[Begin Supplied records]
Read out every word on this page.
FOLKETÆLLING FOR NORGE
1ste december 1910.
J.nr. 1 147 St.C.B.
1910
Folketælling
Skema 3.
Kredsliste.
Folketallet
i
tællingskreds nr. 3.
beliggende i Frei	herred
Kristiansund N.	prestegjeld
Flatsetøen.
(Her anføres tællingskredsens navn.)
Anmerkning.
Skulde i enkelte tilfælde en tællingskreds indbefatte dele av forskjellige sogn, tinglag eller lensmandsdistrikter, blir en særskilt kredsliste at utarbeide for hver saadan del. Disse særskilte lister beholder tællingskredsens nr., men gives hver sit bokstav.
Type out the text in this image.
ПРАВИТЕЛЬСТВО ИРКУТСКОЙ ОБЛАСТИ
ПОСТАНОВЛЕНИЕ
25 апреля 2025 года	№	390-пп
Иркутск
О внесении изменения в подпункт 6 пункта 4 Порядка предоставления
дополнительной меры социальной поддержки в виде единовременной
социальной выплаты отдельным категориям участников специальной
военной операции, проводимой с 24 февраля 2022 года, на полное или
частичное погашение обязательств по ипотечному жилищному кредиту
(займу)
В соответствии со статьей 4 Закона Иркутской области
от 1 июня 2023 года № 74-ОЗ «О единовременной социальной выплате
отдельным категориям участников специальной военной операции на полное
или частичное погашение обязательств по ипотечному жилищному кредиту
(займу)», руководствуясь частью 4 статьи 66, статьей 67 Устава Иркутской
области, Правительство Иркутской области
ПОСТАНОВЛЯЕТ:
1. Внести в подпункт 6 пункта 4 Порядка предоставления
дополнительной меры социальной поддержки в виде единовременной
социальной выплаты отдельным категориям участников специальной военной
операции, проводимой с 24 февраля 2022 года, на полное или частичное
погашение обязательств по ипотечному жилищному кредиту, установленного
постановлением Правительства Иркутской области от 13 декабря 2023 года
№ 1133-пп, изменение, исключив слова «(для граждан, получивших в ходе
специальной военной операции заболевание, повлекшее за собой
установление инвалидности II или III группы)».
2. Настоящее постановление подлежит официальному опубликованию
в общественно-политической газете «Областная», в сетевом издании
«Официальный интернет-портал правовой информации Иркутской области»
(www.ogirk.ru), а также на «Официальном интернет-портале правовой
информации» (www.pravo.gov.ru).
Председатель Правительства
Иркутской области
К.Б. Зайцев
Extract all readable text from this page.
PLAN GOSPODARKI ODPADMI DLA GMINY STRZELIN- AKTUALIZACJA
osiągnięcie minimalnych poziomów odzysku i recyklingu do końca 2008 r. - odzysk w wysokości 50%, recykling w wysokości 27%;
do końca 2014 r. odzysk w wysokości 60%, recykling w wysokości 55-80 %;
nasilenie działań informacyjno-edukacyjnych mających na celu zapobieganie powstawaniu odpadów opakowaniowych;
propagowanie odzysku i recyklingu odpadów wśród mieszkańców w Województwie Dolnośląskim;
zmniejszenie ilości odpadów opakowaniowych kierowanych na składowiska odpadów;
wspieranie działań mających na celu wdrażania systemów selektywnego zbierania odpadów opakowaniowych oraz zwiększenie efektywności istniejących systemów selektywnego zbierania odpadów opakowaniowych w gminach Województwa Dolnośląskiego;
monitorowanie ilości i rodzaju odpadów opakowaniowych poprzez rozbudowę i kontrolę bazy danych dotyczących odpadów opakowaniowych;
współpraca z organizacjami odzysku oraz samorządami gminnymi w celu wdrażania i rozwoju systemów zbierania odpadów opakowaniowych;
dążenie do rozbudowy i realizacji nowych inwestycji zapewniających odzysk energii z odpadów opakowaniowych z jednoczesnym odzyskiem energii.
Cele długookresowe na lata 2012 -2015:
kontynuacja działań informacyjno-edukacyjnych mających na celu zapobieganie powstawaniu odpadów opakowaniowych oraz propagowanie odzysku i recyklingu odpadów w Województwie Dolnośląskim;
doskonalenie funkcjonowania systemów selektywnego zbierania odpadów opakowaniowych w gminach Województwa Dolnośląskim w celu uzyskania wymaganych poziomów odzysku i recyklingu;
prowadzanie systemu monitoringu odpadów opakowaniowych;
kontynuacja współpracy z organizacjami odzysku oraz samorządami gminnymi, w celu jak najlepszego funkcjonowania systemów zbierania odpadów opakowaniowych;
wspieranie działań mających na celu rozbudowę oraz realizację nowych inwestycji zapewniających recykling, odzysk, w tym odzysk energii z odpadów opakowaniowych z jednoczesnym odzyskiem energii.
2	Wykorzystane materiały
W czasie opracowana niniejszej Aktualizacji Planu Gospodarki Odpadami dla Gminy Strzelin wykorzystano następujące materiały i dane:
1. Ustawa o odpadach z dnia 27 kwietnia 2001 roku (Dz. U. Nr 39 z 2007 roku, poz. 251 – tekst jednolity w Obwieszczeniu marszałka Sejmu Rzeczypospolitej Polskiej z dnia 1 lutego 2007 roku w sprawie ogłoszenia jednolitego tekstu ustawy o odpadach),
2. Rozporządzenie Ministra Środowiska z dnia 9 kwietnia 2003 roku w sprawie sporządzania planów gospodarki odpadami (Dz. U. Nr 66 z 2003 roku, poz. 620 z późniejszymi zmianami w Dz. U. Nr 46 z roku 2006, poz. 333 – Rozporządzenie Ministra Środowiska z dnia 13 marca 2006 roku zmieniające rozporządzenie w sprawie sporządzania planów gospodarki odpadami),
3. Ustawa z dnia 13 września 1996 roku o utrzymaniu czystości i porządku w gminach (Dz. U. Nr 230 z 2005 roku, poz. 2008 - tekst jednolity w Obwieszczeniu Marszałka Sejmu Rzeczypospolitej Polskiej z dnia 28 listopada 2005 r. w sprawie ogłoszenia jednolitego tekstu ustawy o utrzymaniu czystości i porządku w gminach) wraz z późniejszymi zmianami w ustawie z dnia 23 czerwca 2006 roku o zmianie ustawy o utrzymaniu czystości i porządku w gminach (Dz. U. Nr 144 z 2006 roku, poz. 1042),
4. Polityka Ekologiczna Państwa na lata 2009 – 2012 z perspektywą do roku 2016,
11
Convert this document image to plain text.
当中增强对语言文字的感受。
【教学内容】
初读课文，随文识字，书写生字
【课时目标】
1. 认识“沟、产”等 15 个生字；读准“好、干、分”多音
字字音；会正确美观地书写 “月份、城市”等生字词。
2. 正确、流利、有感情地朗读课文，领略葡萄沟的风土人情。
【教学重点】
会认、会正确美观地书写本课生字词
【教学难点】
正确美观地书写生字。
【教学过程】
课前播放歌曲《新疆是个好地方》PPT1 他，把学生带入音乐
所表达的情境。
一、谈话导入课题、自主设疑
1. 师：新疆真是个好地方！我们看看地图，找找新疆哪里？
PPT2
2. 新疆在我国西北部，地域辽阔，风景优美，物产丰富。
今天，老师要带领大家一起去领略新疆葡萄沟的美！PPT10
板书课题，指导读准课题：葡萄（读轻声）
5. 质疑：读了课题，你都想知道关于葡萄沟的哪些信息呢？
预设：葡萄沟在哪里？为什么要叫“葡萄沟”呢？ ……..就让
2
[End Supplied records]
Find every line in the records above that contains the word "ипотечному", and copy each one.

• [Solution to the exercise]:
частичное погашение обязательств по ипотечному жилищному кредиту
или частичное погашение обязательств по ипотечному жилищному кредиту
погашение обязательств по ипотечному жилищному кредиту, установленного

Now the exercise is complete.